----- Data shown
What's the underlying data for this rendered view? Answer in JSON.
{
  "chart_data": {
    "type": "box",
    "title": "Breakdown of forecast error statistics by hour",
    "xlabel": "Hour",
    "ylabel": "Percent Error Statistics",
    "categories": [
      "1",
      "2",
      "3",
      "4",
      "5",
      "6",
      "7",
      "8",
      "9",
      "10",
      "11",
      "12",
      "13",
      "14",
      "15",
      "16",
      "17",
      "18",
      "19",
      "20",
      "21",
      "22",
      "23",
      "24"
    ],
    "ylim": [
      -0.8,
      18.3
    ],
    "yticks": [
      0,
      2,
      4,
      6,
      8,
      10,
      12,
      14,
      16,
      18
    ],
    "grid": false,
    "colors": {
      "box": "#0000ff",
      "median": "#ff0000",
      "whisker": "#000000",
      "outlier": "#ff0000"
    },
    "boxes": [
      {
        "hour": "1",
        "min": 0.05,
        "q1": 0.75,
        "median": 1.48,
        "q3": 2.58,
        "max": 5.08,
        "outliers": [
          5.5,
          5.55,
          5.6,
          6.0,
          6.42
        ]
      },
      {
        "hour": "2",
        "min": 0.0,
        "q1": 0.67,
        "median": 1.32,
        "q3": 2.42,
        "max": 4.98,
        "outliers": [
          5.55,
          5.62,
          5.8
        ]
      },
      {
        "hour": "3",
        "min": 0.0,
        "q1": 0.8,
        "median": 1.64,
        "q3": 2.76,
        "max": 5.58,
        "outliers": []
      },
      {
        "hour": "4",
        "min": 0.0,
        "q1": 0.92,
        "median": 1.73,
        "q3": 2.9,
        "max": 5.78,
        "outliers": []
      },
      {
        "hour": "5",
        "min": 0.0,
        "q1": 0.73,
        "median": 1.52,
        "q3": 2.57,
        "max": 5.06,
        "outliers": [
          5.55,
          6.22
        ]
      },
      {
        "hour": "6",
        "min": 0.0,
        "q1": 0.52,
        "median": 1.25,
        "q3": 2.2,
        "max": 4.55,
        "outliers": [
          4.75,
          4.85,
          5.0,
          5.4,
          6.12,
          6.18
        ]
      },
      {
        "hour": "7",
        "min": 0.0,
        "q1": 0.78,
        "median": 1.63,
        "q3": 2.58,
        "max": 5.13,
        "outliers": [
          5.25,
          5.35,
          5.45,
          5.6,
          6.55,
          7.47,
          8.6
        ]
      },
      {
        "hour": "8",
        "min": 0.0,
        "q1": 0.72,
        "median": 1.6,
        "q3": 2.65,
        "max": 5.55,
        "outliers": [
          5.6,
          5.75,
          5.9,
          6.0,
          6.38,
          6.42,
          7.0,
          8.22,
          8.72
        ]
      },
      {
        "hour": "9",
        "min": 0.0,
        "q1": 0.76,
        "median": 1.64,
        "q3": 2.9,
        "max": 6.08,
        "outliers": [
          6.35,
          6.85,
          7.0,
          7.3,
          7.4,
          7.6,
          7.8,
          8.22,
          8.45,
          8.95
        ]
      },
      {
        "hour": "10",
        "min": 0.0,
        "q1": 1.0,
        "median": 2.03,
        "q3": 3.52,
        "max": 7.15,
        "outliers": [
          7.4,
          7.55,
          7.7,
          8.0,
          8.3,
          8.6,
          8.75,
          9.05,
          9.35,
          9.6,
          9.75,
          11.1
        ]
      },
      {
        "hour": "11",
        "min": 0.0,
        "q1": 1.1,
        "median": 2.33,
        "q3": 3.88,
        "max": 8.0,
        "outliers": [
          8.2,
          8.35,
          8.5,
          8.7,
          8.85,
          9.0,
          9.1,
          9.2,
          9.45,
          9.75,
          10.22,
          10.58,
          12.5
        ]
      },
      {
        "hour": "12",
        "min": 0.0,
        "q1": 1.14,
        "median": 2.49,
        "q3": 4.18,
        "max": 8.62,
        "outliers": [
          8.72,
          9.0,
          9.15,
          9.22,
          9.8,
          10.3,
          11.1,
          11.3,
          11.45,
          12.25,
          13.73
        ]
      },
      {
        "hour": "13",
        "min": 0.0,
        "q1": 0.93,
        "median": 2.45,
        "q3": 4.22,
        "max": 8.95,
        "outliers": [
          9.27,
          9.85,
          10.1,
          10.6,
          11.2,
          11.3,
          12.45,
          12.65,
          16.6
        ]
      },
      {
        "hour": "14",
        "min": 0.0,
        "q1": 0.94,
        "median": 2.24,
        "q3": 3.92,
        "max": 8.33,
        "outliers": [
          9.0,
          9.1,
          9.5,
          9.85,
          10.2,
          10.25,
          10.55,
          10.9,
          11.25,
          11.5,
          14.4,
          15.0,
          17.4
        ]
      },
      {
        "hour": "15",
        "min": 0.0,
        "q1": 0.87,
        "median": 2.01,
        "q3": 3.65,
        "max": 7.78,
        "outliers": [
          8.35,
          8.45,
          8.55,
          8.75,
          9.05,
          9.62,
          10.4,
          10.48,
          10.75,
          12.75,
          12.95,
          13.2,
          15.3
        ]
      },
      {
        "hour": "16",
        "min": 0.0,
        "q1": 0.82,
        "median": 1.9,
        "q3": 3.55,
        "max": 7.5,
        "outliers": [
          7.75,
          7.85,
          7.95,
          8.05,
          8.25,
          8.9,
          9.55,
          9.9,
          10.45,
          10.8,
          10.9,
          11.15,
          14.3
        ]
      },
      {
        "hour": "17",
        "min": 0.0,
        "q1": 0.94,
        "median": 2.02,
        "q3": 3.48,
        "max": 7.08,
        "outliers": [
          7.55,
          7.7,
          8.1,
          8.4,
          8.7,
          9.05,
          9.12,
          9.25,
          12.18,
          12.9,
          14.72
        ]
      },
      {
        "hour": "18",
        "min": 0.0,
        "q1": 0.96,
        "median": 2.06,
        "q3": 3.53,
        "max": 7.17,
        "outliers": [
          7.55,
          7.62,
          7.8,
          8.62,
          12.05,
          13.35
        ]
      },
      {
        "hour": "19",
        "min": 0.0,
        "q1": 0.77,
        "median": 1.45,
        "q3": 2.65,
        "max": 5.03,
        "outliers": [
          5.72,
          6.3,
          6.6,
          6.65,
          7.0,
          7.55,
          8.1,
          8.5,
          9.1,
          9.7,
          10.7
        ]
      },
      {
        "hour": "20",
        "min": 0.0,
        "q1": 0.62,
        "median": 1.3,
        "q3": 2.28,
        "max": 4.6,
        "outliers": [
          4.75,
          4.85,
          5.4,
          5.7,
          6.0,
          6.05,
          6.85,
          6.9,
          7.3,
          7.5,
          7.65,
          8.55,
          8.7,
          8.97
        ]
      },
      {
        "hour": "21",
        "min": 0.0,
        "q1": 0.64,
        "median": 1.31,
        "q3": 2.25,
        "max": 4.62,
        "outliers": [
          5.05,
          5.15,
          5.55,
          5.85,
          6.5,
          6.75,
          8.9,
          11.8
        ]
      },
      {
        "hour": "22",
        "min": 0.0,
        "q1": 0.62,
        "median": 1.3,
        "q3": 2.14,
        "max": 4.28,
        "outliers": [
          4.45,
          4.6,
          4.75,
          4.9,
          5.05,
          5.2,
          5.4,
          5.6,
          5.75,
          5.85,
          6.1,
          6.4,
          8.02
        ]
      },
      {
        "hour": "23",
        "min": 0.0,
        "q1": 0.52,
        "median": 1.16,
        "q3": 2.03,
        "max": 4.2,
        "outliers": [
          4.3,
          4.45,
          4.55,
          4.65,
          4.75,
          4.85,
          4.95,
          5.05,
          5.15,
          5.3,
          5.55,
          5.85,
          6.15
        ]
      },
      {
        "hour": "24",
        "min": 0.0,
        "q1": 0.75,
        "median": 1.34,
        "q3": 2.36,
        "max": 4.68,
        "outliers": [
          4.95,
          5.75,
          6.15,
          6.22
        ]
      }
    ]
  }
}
----------
- [Work to be completed] Return all of the entries exactly as written.

- [Answer to the exercise]
What's the underlying data for this rendered view? Answer in JSON.
{
  "chart_data": {
    "type": "box",
    "title": "Breakdown of forecast error statistics by hour",
    "xlabel": "Hour",
    "ylabel": "Percent Error Statistics",
    "categories": [
      "1",
      "2",
      "3",
      "4",
      "5",
      "6",
      "7",
      "8",
      "9",
      "10",
      "11",
      "12",
      "13",
      "14",
      "15",
      "16",
      "17",
      "18",
      "19",
      "20",
      "21",
      "22",
      "23",
      "24"
    ],
    "ylim": [
      -0.8,
      18.3
    ],
    "yticks": [
      0,
      2,
      4,
      6,
      8,
      10,
      12,
      14,
      16,
      18
    ],
    "grid": false,
    "colors": {
      "box": "#0000ff",
      "median": "#ff0000",
      "whisker": "#000000",
      "outlier": "#ff0000"
    },
    "boxes": [
      {
        "hour": "1",
        "min": 0.05,
        "q1": 0.75,
        "median": 1.48,
        "q3": 2.58,
        "max": 5.08,
        "outliers": [
          5.5,
          5.55,
          5.6,
          6.0,
          6.42
        ]
      },
      {
        "hour": "2",
        "min": 0.0,
        "q1": 0.67,
        "median": 1.32,
        "q3": 2.42,
        "max": 4.98,
        "outliers": [
          5.55,
          5.62,
          5.8
        ]
      },
      {
        "hour": "3",
        "min": 0.0,
        "q1": 0.8,
        "median": 1.64,
        "q3": 2.76,
        "max": 5.58,
        "outliers": []
      },
      {
        "hour": "4",
        "min": 0.0,
        "q1": 0.92,
        "median": 1.73,
        "q3": 2.9,
        "max": 5.78,
        "outliers": []
      },
      {
        "hour": "5",
        "min": 0.0,
        "q1": 0.73,
        "median": 1.52,
        "q3": 2.57,
        "max": 5.06,
        "outliers": [
          5.55,
          6.22
        ]
      },
      {
        "hour": "6",
        "min": 0.0,
        "q1": 0.52,
        "median": 1.25,
        "q3": 2.2,
        "max": 4.55,
        "outliers": [
          4.75,
          4.85,
          5.0,
          5.4,
          6.12,
          6.18
        ]
      },
      {
        "hour": "7",
        "min": 0.0,
        "q1": 0.78,
        "median": 1.63,
        "q3": 2.58,
        "max": 5.13,
        "outliers": [
          5.25,
          5.35,
          5.45,
          5.6,
          6.55,
          7.47,
          8.6
        ]
      },
      {
        "hour": "8",
        "min": 0.0,
        "q1": 0.72,
        "median": 1.6,
        "q3": 2.65,
        "max": 5.55,
        "outliers": [
          5.6,
          5.75,
          5.9,
          6.0,
          6.38,
          6.42,
          7.0,
          8.22,
          8.72
        ]
      },
      {
        "hour": "9",
        "min": 0.0,
        "q1": 0.76,
        "median": 1.64,
        "q3": 2.9,
        "max": 6.08,
        "outliers": [
          6.35,
          6.85,
          7.0,
          7.3,
          7.4,
          7.6,
          7.8,
          8.22,
          8.45,
          8.95
        ]
      },
      {
        "hour": "10",
        "min": 0.0,
        "q1": 1.0,
        "median": 2.03,
        "q3": 3.52,
        "max": 7.15,
        "outliers": [
          7.4,
          7.55,
          7.7,
          8.0,
          8.3,
          8.6,
          8.75,
          9.05,
          9.35,
          9.6,
          9.75,
          11.1
        ]
      },
      {
        "hour": "11",
        "min": 0.0,
        "q1": 1.1,
        "median": 2.33,
        "q3": 3.88,
        "max": 8.0,
        "outliers": [
          8.2,
          8.35,
          8.5,
          8.7,
          8.85,
          9.0,
          9.1,
          9.2,
          9.45,
          9.75,
          10.22,
          10.58,
          12.5
        ]
      },
      {
        "hour": "12",
        "min": 0.0,
        "q1": 1.14,
        "median": 2.49,
        "q3": 4.18,
        "max": 8.62,
        "outliers": [
          8.72,
          9.0,
          9.15,
          9.22,
          9.8,
          10.3,
          11.1,
          11.3,
          11.45,
          12.25,
          13.73
        ]
      },
      {
        "hour": "13",
        "min": 0.0,
        "q1": 0.93,
        "median": 2.45,
        "q3": 4.22,
        "max": 8.95,
        "outliers": [
          9.27,
          9.85,
          10.1,
          10.6,
          11.2,
          11.3,
          12.45,
          12.65,
          16.6
        ]
      },
      {
        "hour": "14",
        "min": 0.0,
        "q1": 0.94,
        "median": 2.24,
        "q3": 3.92,
        "max": 8.33,
        "outliers": [
          9.0,
          9.1,
          9.5,
          9.85,
          10.2,
          10.25,
          10.55,
          10.9,
          11.25,
          11.5,
          14.4,
          15.0,
          17.4
        ]
      },
      {
        "hour": "15",
        "min": 0.0,
        "q1": 0.87,
        "median": 2.01,
        "q3": 3.65,
        "max": 7.78,
        "outliers": [
          8.35,
          8.45,
          8.55,
          8.75,
          9.05,
          9.62,
          10.4,
          10.48,
          10.75,
          12.75,
          12.95,
          13.2,
          15.3
        ]
      },
      {
        "hour": "16",
        "min": 0.0,
        "q1": 0.82,
        "median": 1.9,
        "q3": 3.55,
        "max": 7.5,
        "outliers": [
          7.75,
          7.85,
          7.95,
          8.05,
          8.25,
          8.9,
          9.55,
          9.9,
          10.45,
          10.8,
          10.9,
          11.15,
          14.3
        ]
      },
      {
        "hour": "17",
        "min": 0.0,
        "q1": 0.94,
        "median": 2.02,
        "q3": 3.48,
        "max": 7.08,
        "outliers": [
          7.55,
          7.7,
          8.1,
          8.4,
          8.7,
          9.05,
          9.12,
          9.25,
          12.18,
          12.9,
          14.72
        ]
      },
      {
        "hour": "18",
        "min": 0.0,
        "q1": 0.96,
        "median": 2.06,
        "q3": 3.53,
        "max": 7.17,
        "outliers": [
          7.55,
          7.62,
          7.8,
          8.62,
          12.05,
          13.35
        ]
      },
      {
        "hour": "19",
        "min": 0.0,
        "q1": 0.77,
        "median": 1.45,
        "q3": 2.65,
        "max": 5.03,
        "outliers": [
          5.72,
          6.3,
          6.6,
          6.65,
          7.0,
          7.55,
          8.1,
          8.5,
          9.1,
          9.7,
          10.7
        ]
      },
      {
        "hour": "20",
        "min": 0.0,
        "q1": 0.62,
        "median": 1.3,
        "q3": 2.28,
        "max": 4.6,
        "outliers": [
          4.75,
          4.85,
          5.4,
          5.7,
          6.0,
          6.05,
          6.85,
          6.9,
          7.3,
          7.5,
          7.65,
          8.55,
          8.7,
          8.97
        ]
      },
      {
        "hour": "21",
        "min": 0.0,
        "q1": 0.64,
        "median": 1.31,
        "q3": 2.25,
        "max": 4.62,
        "outliers": [
          5.05,
          5.15,
          5.55,
          5.85,
          6.5,
          6.75,
          8.9,
          11.8
        ]
      },
      {
        "hour": "22",
        "min": 0.0,
        "q1": 0.62,
        "median": 1.3,
        "q3": 2.14,
        "max": 4.28,
        "outliers": [
          4.45,
          4.6,
          4.75,
          4.9,
          5.05,
          5.2,
          5.4,
          5.6,
          5.75,
          5.85,
          6.1,
          6.4,
          8.02
        ]
      },
      {
        "hour": "23",
        "min": 0.0,
        "q1": 0.52,
        "median": 1.16,
        "q3": 2.03,
        "max": 4.2,
        "outliers": [
          4.3,
          4.45,
          4.55,
          4.65,
          4.75,
          4.85,
          4.95,
          5.05,
          5.15,
          5.3,
          5.55,
          5.85,
          6.15
        ]
      },
      {
        "hour": "24",
        "min": 0.0,
        "q1": 0.75,
        "median": 1.34,
        "q3": 2.36,
        "max": 4.68,
        "outliers": [
          4.95,
          5.75,
          6.15,
          6.22
        ]
      }
    ]
  }
}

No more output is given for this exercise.